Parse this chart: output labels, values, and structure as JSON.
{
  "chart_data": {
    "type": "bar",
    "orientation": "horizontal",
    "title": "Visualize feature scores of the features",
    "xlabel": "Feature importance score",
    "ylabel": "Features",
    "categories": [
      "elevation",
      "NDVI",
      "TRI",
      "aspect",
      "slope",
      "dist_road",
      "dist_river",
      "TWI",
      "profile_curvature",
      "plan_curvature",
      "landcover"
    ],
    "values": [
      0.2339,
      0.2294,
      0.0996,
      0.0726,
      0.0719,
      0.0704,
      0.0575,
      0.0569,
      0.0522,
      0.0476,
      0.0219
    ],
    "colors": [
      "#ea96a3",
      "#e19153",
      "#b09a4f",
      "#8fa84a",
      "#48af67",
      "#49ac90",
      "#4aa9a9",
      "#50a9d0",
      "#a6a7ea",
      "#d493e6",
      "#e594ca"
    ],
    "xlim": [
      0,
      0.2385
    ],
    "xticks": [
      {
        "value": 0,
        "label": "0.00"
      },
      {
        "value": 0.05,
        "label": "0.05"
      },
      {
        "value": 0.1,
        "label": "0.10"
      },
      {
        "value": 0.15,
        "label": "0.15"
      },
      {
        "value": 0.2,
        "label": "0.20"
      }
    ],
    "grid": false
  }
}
===============
■ Requirement
Nothing may be left out: return each entry exactly as it reads.

■ Exercise output
Parse this chart: output labels, values, and structure as JSON.
{
  "chart_data": {
    "type": "bar",
    "orientation": "horizontal",
    "title": "Visualize feature scores of the features",
    "xlabel": "Feature importance score",
    "ylabel": "Features",
    "categories": [
      "elevation",
      "NDVI",
      "TRI",
      "aspect",
      "slope",
      "dist_road",
      "dist_river",
      "TWI",
      "profile_curvature",
      "plan_curvature",
      "landcover"
    ],
    "values": [
      0.2339,
      0.2294,
      0.0996,
      0.0726,
      0.0719,
      0.0704,
      0.0575,
      0.0569,
      0.0522,
      0.0476,
      0.0219
    ],
    "colors": [
      "#ea96a3",
      "#e19153",
      "#b09a4f",
      "#8fa84a",
      "#48af67",
      "#49ac90",
      "#4aa9a9",
      "#50a9d0",
      "#a6a7ea",
      "#d493e6",
      "#e594ca"
    ],
    "xlim": [
      0,
      0.2385
    ],
    "xticks": [
      {
        "value": 0,
        "label": "0.00"
      },
      {
        "value": 0.05,
        "label": "0.05"
      },
      {
        "value": 0.1,
        "label": "0.10"
      },
      {
        "value": 0.15,
        "label": "0.15"
      },
      {
        "value": 0.2,
        "label": "0.20"
      }
    ],
    "grid": false
  }
}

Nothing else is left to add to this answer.